▶ [Material for this task]
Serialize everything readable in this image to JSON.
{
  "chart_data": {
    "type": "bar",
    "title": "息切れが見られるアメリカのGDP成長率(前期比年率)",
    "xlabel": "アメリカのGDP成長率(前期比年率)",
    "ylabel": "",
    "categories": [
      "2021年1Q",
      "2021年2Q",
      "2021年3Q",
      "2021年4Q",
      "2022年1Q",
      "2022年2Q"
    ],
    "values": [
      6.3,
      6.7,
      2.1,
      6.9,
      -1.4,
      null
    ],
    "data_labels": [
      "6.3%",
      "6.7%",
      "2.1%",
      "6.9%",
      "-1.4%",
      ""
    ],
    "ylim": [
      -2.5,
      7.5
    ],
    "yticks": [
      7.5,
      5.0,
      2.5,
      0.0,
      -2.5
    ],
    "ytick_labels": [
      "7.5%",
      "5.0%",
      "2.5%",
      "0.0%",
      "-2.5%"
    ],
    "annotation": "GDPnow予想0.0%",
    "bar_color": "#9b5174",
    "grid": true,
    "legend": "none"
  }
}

▶ [Exercise directions]
Could you quote the material above in full, exactly as it stands?

▶ [Exercise solution]
Serialize everything readable in this image to JSON.
{
  "chart_data": {
    "type": "bar",
    "title": "息切れが見られるアメリカのGDP成長率(前期比年率)",
    "xlabel": "アメリカのGDP成長率(前期比年率)",
    "ylabel": "",
    "categories": [
      "2021年1Q",
      "2021年2Q",
      "2021年3Q",
      "2021年4Q",
      "2022年1Q",
      "2022年2Q"
    ],
    "values": [
      6.3,
      6.7,
      2.1,
      6.9,
      -1.4,
      null
    ],
    "data_labels": [
      "6.3%",
      "6.7%",
      "2.1%",
      "6.9%",
      "-1.4%",
      ""
    ],
    "ylim": [
      -2.5,
      7.5
    ],
    "yticks": [
      7.5,
      5.0,
      2.5,
      0.0,
      -2.5
    ],
    "ytick_labels": [
      "7.5%",
      "5.0%",
      "2.5%",
      "0.0%",
      "-2.5%"
    ],
    "annotation": "GDPnow予想0.0%",
    "bar_color": "#9b5174",
    "grid": true,
    "legend": "none"
  }
}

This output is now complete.